## START
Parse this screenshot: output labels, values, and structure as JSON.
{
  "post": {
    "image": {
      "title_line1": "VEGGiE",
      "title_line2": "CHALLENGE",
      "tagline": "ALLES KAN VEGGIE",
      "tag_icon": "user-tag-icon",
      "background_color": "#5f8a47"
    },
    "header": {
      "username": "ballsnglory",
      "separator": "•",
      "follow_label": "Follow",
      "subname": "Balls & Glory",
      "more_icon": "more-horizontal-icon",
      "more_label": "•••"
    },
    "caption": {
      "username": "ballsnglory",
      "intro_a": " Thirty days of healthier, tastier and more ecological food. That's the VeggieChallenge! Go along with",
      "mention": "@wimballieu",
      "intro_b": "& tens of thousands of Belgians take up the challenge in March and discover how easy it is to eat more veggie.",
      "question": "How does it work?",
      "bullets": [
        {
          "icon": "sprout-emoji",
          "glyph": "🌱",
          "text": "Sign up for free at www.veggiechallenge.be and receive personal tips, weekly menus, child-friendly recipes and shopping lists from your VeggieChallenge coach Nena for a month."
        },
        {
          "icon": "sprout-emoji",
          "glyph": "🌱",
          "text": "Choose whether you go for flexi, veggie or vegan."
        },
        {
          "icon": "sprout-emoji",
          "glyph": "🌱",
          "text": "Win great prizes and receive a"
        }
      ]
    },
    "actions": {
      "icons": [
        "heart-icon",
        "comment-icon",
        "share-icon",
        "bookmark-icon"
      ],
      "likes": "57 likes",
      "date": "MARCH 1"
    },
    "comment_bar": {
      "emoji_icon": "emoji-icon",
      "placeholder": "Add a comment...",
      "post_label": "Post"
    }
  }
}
## END
● Task requirements
Print the material once more, exactly.

● Result below
Parse this screenshot: output labels, values, and structure as JSON.
{
  "post": {
    "image": {
      "title_line1": "VEGGiE",
      "title_line2": "CHALLENGE",
      "tagline": "ALLES KAN VEGGIE",
      "tag_icon": "user-tag-icon",
      "background_color": "#5f8a47"
    },
    "header": {
      "username": "ballsnglory",
      "separator": "•",
      "follow_label": "Follow",
      "subname": "Balls & Glory",
      "more_icon": "more-horizontal-icon",
      "more_label": "•••"
    },
    "caption": {
      "username": "ballsnglory",
      "intro_a": " Thirty days of healthier, tastier and more ecological food. That's the VeggieChallenge! Go along with",
      "mention": "@wimballieu",
      "intro_b": "& tens of thousands of Belgians take up the challenge in March and discover how easy it is to eat more veggie.",
      "question": "How does it work?",
      "bullets": [
        {
          "icon": "sprout-emoji",
          "glyph": "🌱",
          "text": "Sign up for free at www.veggiechallenge.be and receive personal tips, weekly menus, child-friendly recipes and shopping lists from your VeggieChallenge coach Nena for a month."
        },
        {
          "icon": "sprout-emoji",
          "glyph": "🌱",
          "text": "Choose whether you go for flexi, veggie or vegan."
        },
        {
          "icon": "sprout-emoji",
          "glyph": "🌱",
          "text": "Win great prizes and receive a"
        }
      ]
    },
    "actions": {
      "icons": [
        "heart-icon",
        "comment-icon",
        "share-icon",
        "bookmark-icon"
      ],
      "likes": "57 likes",
      "date": "MARCH 1"
    },
    "comment_bar": {
      "emoji_icon": "emoji-icon",
      "placeholder": "Add a comment...",
      "post_label": "Post"
    }
  }
}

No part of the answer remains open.